» Challenge
Please transcribe the records precisely; pictures stay out of your copy.

» Data section

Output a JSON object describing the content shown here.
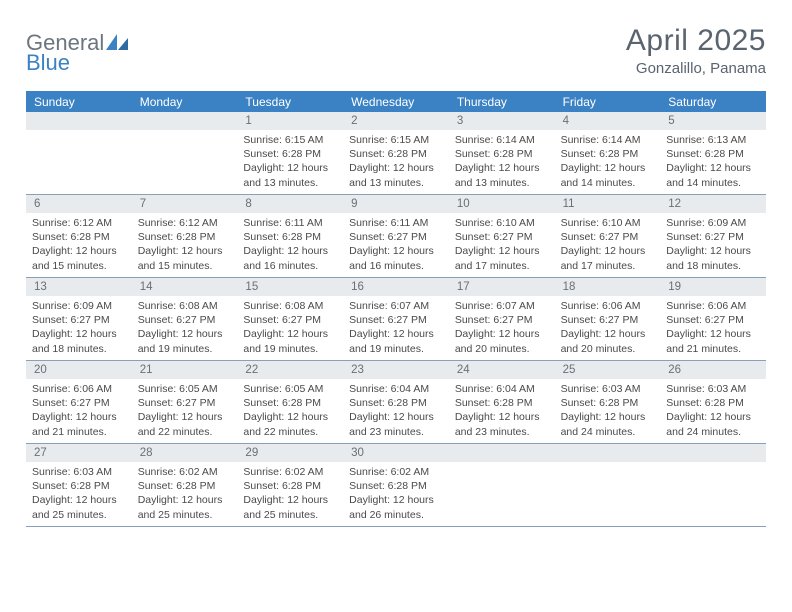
{
  "brand": {
    "word1": "General",
    "word2": "Blue"
  },
  "title": "April 2025",
  "location": "Gonzalillo, Panama",
  "colors": {
    "accent": "#3b82c4",
    "headerText": "#5a6470",
    "dayHeaderBg": "#e8ebee",
    "rowBorder": "#8aa0b8",
    "bodyText": "#4a4a4a"
  },
  "dow": [
    "Sunday",
    "Monday",
    "Tuesday",
    "Wednesday",
    "Thursday",
    "Friday",
    "Saturday"
  ],
  "weeks": [
    [
      {
        "n": "",
        "sr": "",
        "ss": "",
        "dl": ""
      },
      {
        "n": "",
        "sr": "",
        "ss": "",
        "dl": ""
      },
      {
        "n": "1",
        "sr": "6:15 AM",
        "ss": "6:28 PM",
        "dl": "12 hours and 13 minutes."
      },
      {
        "n": "2",
        "sr": "6:15 AM",
        "ss": "6:28 PM",
        "dl": "12 hours and 13 minutes."
      },
      {
        "n": "3",
        "sr": "6:14 AM",
        "ss": "6:28 PM",
        "dl": "12 hours and 13 minutes."
      },
      {
        "n": "4",
        "sr": "6:14 AM",
        "ss": "6:28 PM",
        "dl": "12 hours and 14 minutes."
      },
      {
        "n": "5",
        "sr": "6:13 AM",
        "ss": "6:28 PM",
        "dl": "12 hours and 14 minutes."
      }
    ],
    [
      {
        "n": "6",
        "sr": "6:12 AM",
        "ss": "6:28 PM",
        "dl": "12 hours and 15 minutes."
      },
      {
        "n": "7",
        "sr": "6:12 AM",
        "ss": "6:28 PM",
        "dl": "12 hours and 15 minutes."
      },
      {
        "n": "8",
        "sr": "6:11 AM",
        "ss": "6:28 PM",
        "dl": "12 hours and 16 minutes."
      },
      {
        "n": "9",
        "sr": "6:11 AM",
        "ss": "6:27 PM",
        "dl": "12 hours and 16 minutes."
      },
      {
        "n": "10",
        "sr": "6:10 AM",
        "ss": "6:27 PM",
        "dl": "12 hours and 17 minutes."
      },
      {
        "n": "11",
        "sr": "6:10 AM",
        "ss": "6:27 PM",
        "dl": "12 hours and 17 minutes."
      },
      {
        "n": "12",
        "sr": "6:09 AM",
        "ss": "6:27 PM",
        "dl": "12 hours and 18 minutes."
      }
    ],
    [
      {
        "n": "13",
        "sr": "6:09 AM",
        "ss": "6:27 PM",
        "dl": "12 hours and 18 minutes."
      },
      {
        "n": "14",
        "sr": "6:08 AM",
        "ss": "6:27 PM",
        "dl": "12 hours and 19 minutes."
      },
      {
        "n": "15",
        "sr": "6:08 AM",
        "ss": "6:27 PM",
        "dl": "12 hours and 19 minutes."
      },
      {
        "n": "16",
        "sr": "6:07 AM",
        "ss": "6:27 PM",
        "dl": "12 hours and 19 minutes."
      },
      {
        "n": "17",
        "sr": "6:07 AM",
        "ss": "6:27 PM",
        "dl": "12 hours and 20 minutes."
      },
      {
        "n": "18",
        "sr": "6:06 AM",
        "ss": "6:27 PM",
        "dl": "12 hours and 20 minutes."
      },
      {
        "n": "19",
        "sr": "6:06 AM",
        "ss": "6:27 PM",
        "dl": "12 hours and 21 minutes."
      }
    ],
    [
      {
        "n": "20",
        "sr": "6:06 AM",
        "ss": "6:27 PM",
        "dl": "12 hours and 21 minutes."
      },
      {
        "n": "21",
        "sr": "6:05 AM",
        "ss": "6:27 PM",
        "dl": "12 hours and 22 minutes."
      },
      {
        "n": "22",
        "sr": "6:05 AM",
        "ss": "6:28 PM",
        "dl": "12 hours and 22 minutes."
      },
      {
        "n": "23",
        "sr": "6:04 AM",
        "ss": "6:28 PM",
        "dl": "12 hours and 23 minutes."
      },
      {
        "n": "24",
        "sr": "6:04 AM",
        "ss": "6:28 PM",
        "dl": "12 hours and 23 minutes."
      },
      {
        "n": "25",
        "sr": "6:03 AM",
        "ss": "6:28 PM",
        "dl": "12 hours and 24 minutes."
      },
      {
        "n": "26",
        "sr": "6:03 AM",
        "ss": "6:28 PM",
        "dl": "12 hours and 24 minutes."
      }
    ],
    [
      {
        "n": "27",
        "sr": "6:03 AM",
        "ss": "6:28 PM",
        "dl": "12 hours and 25 minutes."
      },
      {
        "n": "28",
        "sr": "6:02 AM",
        "ss": "6:28 PM",
        "dl": "12 hours and 25 minutes."
      },
      {
        "n": "29",
        "sr": "6:02 AM",
        "ss": "6:28 PM",
        "dl": "12 hours and 25 minutes."
      },
      {
        "n": "30",
        "sr": "6:02 AM",
        "ss": "6:28 PM",
        "dl": "12 hours and 26 minutes."
      },
      {
        "n": "",
        "sr": "",
        "ss": "",
        "dl": ""
      },
      {
        "n": "",
        "sr": "",
        "ss": "",
        "dl": ""
      },
      {
        "n": "",
        "sr": "",
        "ss": "",
        "dl": ""
      }
    ]
  ],
  "labels": {
    "sunrise": "Sunrise:",
    "sunset": "Sunset:",
    "daylight": "Daylight:"
  }
}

» Answer below
Output a JSON object describing the content shown here.
{
  "brand": {
    "word1": "General",
    "word2": "Blue"
  },
  "title": "April 2025",
  "location": "Gonzalillo, Panama",
  "colors": {
    "accent": "#3b82c4",
    "headerText": "#5a6470",
    "dayHeaderBg": "#e8ebee",
    "rowBorder": "#8aa0b8",
    "bodyText": "#4a4a4a"
  },
  "dow": [
    "Sunday",
    "Monday",
    "Tuesday",
    "Wednesday",
    "Thursday",
    "Friday",
    "Saturday"
  ],
  "weeks": [
    [
      {
        "n": "",
        "sr": "",
        "ss": "",
        "dl": ""
      },
      {
        "n": "",
        "sr": "",
        "ss": "",
        "dl": ""
      },
      {
        "n": "1",
        "sr": "6:15 AM",
        "ss": "6:28 PM",
        "dl": "12 hours and 13 minutes."
      },
      {
        "n": "2",
        "sr": "6:15 AM",
        "ss": "6:28 PM",
        "dl": "12 hours and 13 minutes."
      },
      {
        "n": "3",
        "sr": "6:14 AM",
        "ss": "6:28 PM",
        "dl": "12 hours and 13 minutes."
      },
      {
        "n": "4",
        "sr": "6:14 AM",
        "ss": "6:28 PM",
        "dl": "12 hours and 14 minutes."
      },
      {
        "n": "5",
        "sr": "6:13 AM",
        "ss": "6:28 PM",
        "dl": "12 hours and 14 minutes."
      }
    ],
    [
      {
        "n": "6",
        "sr": "6:12 AM",
        "ss": "6:28 PM",
        "dl": "12 hours and 15 minutes."
      },
      {
        "n": "7",
        "sr": "6:12 AM",
        "ss": "6:28 PM",
        "dl": "12 hours and 15 minutes."
      },
      {
        "n": "8",
        "sr": "6:11 AM",
        "ss": "6:28 PM",
        "dl": "12 hours and 16 minutes."
      },
      {
        "n": "9",
        "sr": "6:11 AM",
        "ss": "6:27 PM",
        "dl": "12 hours and 16 minutes."
      },
      {
        "n": "10",
        "sr": "6:10 AM",
        "ss": "6:27 PM",
        "dl": "12 hours and 17 minutes."
      },
      {
        "n": "11",
        "sr": "6:10 AM",
        "ss": "6:27 PM",
        "dl": "12 hours and 17 minutes."
      },
      {
        "n": "12",
        "sr": "6:09 AM",
        "ss": "6:27 PM",
        "dl": "12 hours and 18 minutes."
      }
    ],
    [
      {
        "n": "13",
        "sr": "6:09 AM",
        "ss": "6:27 PM",
        "dl": "12 hours and 18 minutes."
      },
      {
        "n": "14",
        "sr": "6:08 AM",
        "ss": "6:27 PM",
        "dl": "12 hours and 19 minutes."
      },
      {
        "n": "15",
        "sr": "6:08 AM",
        "ss": "6:27 PM",
        "dl": "12 hours and 19 minutes."
      },
      {
        "n": "16",
        "sr": "6:07 AM",
        "ss": "6:27 PM",
        "dl": "12 hours and 19 minutes."
      },
      {
        "n": "17",
        "sr": "6:07 AM",
        "ss": "6:27 PM",
        "dl": "12 hours and 20 minutes."
      },
      {
        "n": "18",
        "sr": "6:06 AM",
        "ss": "6:27 PM",
        "dl": "12 hours and 20 minutes."
      },
      {
        "n": "19",
        "sr": "6:06 AM",
        "ss": "6:27 PM",
        "dl": "12 hours and 21 minutes."
      }
    ],
    [
      {
        "n": "20",
        "sr": "6:06 AM",
        "ss": "6:27 PM",
        "dl": "12 hours and 21 minutes."
      },
      {
        "n": "21",
        "sr": "6:05 AM",
        "ss": "6:27 PM",
        "dl": "12 hours and 22 minutes."
      },
      {
        "n": "22",
        "sr": "6:05 AM",
        "ss": "6:28 PM",
        "dl": "12 hours and 22 minutes."
      },
      {
        "n": "23",
        "sr": "6:04 AM",
        "ss": "6:28 PM",
        "dl": "12 hours and 23 minutes."
      },
      {
        "n": "24",
        "sr": "6:04 AM",
        "ss": "6:28 PM",
        "dl": "12 hours and 23 minutes."
      },
      {
        "n": "25",
        "sr": "6:03 AM",
        "ss": "6:28 PM",
        "dl": "12 hours and 24 minutes."
      },
      {
        "n": "26",
        "sr": "6:03 AM",
        "ss": "6:28 PM",
        "dl": "12 hours and 24 minutes."
      }
    ],
    [
      {
        "n": "27",
        "sr": "6:03 AM",
        "ss": "6:28 PM",
        "dl": "12 hours and 25 minutes."
      },
      {
        "n": "28",
        "sr": "6:02 AM",
        "ss": "6:28 PM",
        "dl": "12 hours and 25 minutes."
      },
      {
        "n": "29",
        "sr": "6:02 AM",
        "ss": "6:28 PM",
        "dl": "12 hours and 25 minutes."
      },
      {
        "n": "30",
        "sr": "6:02 AM",
        "ss": "6:28 PM",
        "dl": "12 hours and 26 minutes."
      },
      {
        "n": "",
        "sr": "",
        "ss": "",
        "dl": ""
      },
      {
        "n": "",
        "sr": "",
        "ss": "",
        "dl": ""
      },
      {
        "n": "",
        "sr": "",
        "ss": "",
        "dl": ""
      }
    ]
  ],
  "labels": {
    "sunrise": "Sunrise:",
    "sunset": "Sunset:",
    "daylight": "Daylight:"
  }
}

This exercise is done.